-- Dataset rows --
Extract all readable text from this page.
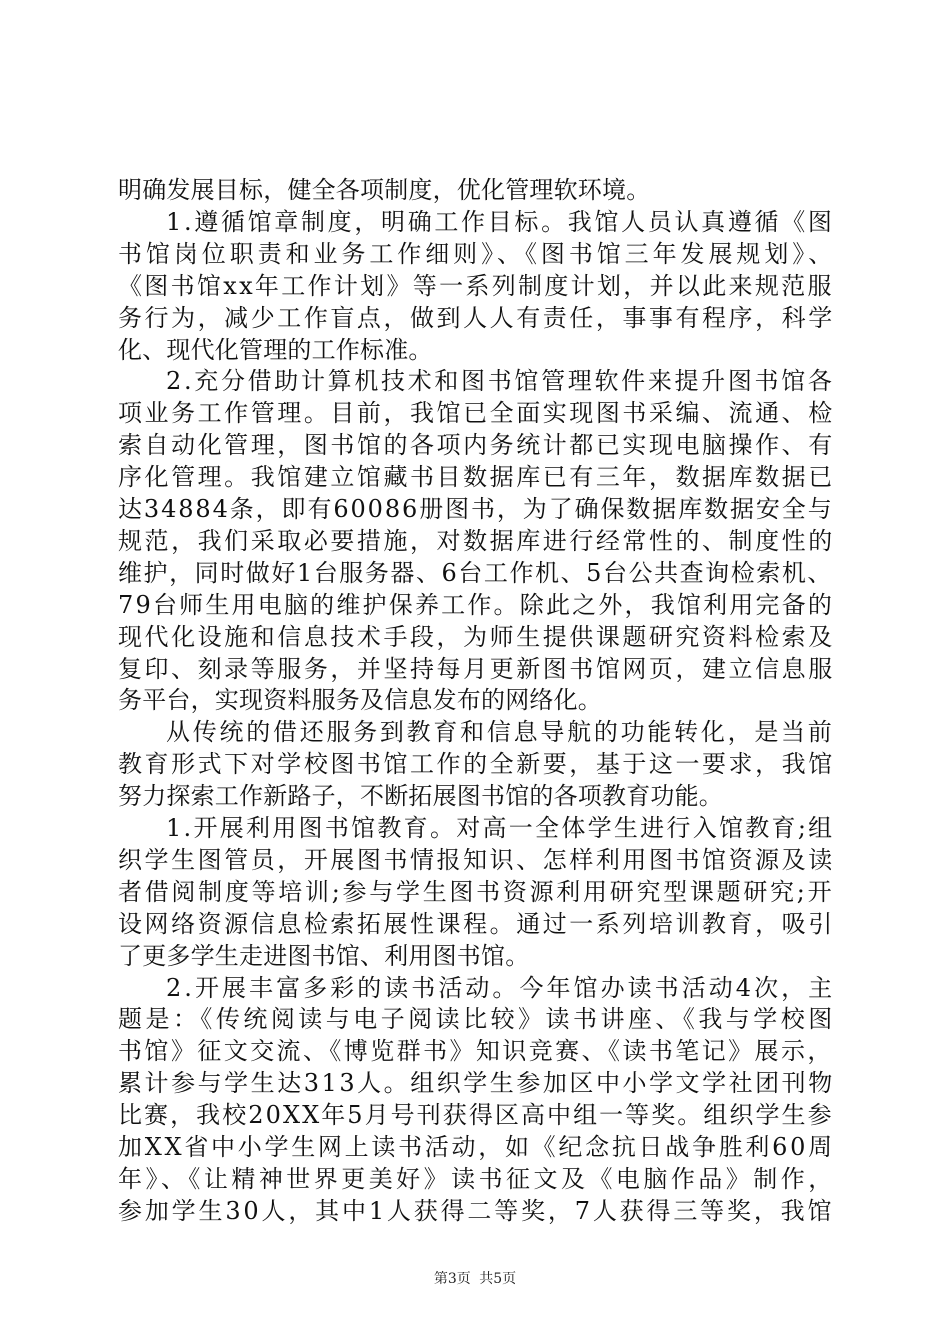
明确发展目标，健全各项制度，优化管理软环境。
1.遵循馆章制度，明确工作目标。我馆人员认真遵循《图
书馆岗位职责和业务工作细则》、《图书馆三年发展规划》、
《图书馆xx年工作计划》等一系列制度计划，并以此来规范服
务行为，减少工作盲点，做到人人有责任，事事有程序，科学
化、现代化管理的工作标准。
2.充分借助计算机技术和图书馆管理软件来提升图书馆各
项业务工作管理。目前，我馆已全面实现图书采编、流通、检
索自动化管理，图书馆的各项内务统计都已实现电脑操作、有
序化管理。我馆建立馆藏书目数据库已有三年，数据库数据已
达34884条，即有60086册图书，为了确保数据库数据安全与
规范，我们采取必要措施，对数据库进行经常性的、制度性的
维护，同时做好1台服务器、6台工作机、5台公共查询检索机、
79台师生用电脑的维护保养工作。除此之外，我馆利用完备的
现代化设施和信息技术手段，为师生提供课题研究资料检索及
复印、刻录等服务，并坚持每月更新图书馆网页，建立信息服
务平台，实现资料服务及信息发布的网络化。
从传统的借还服务到教育和信息导航的功能转化，是当前
教育形式下对学校图书馆工作的全新要，基于这一要求，我馆
努力探索工作新路子，不断拓展图书馆的各项教育功能。
1.开展利用图书馆教育。对高一全体学生进行入馆教育;组
织学生图管员，开展图书情报知识、怎样利用图书馆资源及读
者借阅制度等培训;参与学生图书资源利用研究型课题研究;开
设网络资源信息检索拓展性课程。通过一系列培训教育，吸引
了更多学生走进图书馆、利用图书馆。
2.开展丰富多彩的读书活动。今年馆办读书活动4次，主
题是：《传统阅读与电子阅读比较》读书讲座、《我与学校图
书馆》征文交流、《博览群书》知识竞赛、《读书笔记》展示，
累计参与学生达313人。组织学生参加区中小学文学社团刊物
比赛，我校20XX年5月号刊获得区高中组一等奖。组织学生参
加XX省中小学生网上读书活动，如《纪念抗日战争胜利60周
年》、《让精神世界更美好》读书征文及《电脑作品》制作，
参加学生30人，其中1人获得二等奖，7人获得三等奖，我馆
第3页 共5页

-- PROBLEM TO WORK ON --
Return the records exactly. Don't carry the pictures over.

-- RESULT FOR THIS EXERCISE --
Extract all readable text from this page.
明确发展目标，健全各项制度，优化管理软环境。
1.遵循馆章制度，明确工作目标。我馆人员认真遵循《图
书馆岗位职责和业务工作细则》、《图书馆三年发展规划》、
《图书馆xx年工作计划》等一系列制度计划，并以此来规范服
务行为，减少工作盲点，做到人人有责任，事事有程序，科学
化、现代化管理的工作标准。
2.充分借助计算机技术和图书馆管理软件来提升图书馆各
项业务工作管理。目前，我馆已全面实现图书采编、流通、检
索自动化管理，图书馆的各项内务统计都已实现电脑操作、有
序化管理。我馆建立馆藏书目数据库已有三年，数据库数据已
达34884条，即有60086册图书，为了确保数据库数据安全与
规范，我们采取必要措施，对数据库进行经常性的、制度性的
维护，同时做好1台服务器、6台工作机、5台公共查询检索机、
79台师生用电脑的维护保养工作。除此之外，我馆利用完备的
现代化设施和信息技术手段，为师生提供课题研究资料检索及
复印、刻录等服务，并坚持每月更新图书馆网页，建立信息服
务平台，实现资料服务及信息发布的网络化。
从传统的借还服务到教育和信息导航的功能转化，是当前
教育形式下对学校图书馆工作的全新要，基于这一要求，我馆
努力探索工作新路子，不断拓展图书馆的各项教育功能。
1.开展利用图书馆教育。对高一全体学生进行入馆教育;组
织学生图管员，开展图书情报知识、怎样利用图书馆资源及读
者借阅制度等培训;参与学生图书资源利用研究型课题研究;开
设网络资源信息检索拓展性课程。通过一系列培训教育，吸引
了更多学生走进图书馆、利用图书馆。
2.开展丰富多彩的读书活动。今年馆办读书活动4次，主
题是：《传统阅读与电子阅读比较》读书讲座、《我与学校图
书馆》征文交流、《博览群书》知识竞赛、《读书笔记》展示，
累计参与学生达313人。组织学生参加区中小学文学社团刊物
比赛，我校20XX年5月号刊获得区高中组一等奖。组织学生参
加XX省中小学生网上读书活动，如《纪念抗日战争胜利60周
年》、《让精神世界更美好》读书征文及《电脑作品》制作，
参加学生30人，其中1人获得二等奖，7人获得三等奖，我馆
第3页 共5页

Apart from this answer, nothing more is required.